● **Records**
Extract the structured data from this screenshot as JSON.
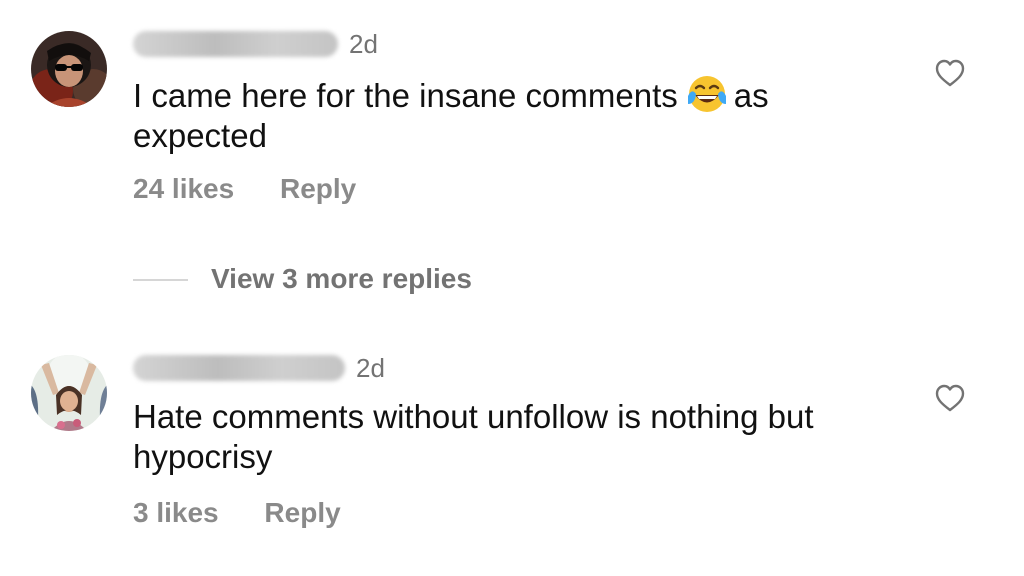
{
  "comments": [
    {
      "username": "sounds_shady",
      "time": "2d",
      "text_before_emoji": "I came here for the insane comments",
      "emoji": "face-with-tears-of-joy",
      "text_after_emoji": "as",
      "text_line2": "expected",
      "likes": "24 likes",
      "reply_label": "Reply",
      "view_replies": "View 3 more replies"
    },
    {
      "username": "mystifying_me",
      "time": "2d",
      "text_line1": "Hate comments without unfollow is nothing but",
      "text_line2": "hypocrisy",
      "likes": "3 likes",
      "reply_label": "Reply"
    }
  ],
  "icons": {
    "like": "heart-outline-icon"
  },
  "colors": {
    "text": "#111111",
    "secondary": "#737373",
    "meta": "#8a8a8a"
  }
}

● **Your instructions**
Quote every record above exactly, omitting any pictures they contain.

● **Exercise solution**
Extract the structured data from this screenshot as JSON.
{
  "comments": [
    {
      "username": "sounds_shady",
      "time": "2d",
      "text_before_emoji": "I came here for the insane comments",
      "emoji": "face-with-tears-of-joy",
      "text_after_emoji": "as",
      "text_line2": "expected",
      "likes": "24 likes",
      "reply_label": "Reply",
      "view_replies": "View 3 more replies"
    },
    {
      "username": "mystifying_me",
      "time": "2d",
      "text_line1": "Hate comments without unfollow is nothing but",
      "text_line2": "hypocrisy",
      "likes": "3 likes",
      "reply_label": "Reply"
    }
  ],
  "icons": {
    "like": "heart-outline-icon"
  },
  "colors": {
    "text": "#111111",
    "secondary": "#737373",
    "meta": "#8a8a8a"
  }
}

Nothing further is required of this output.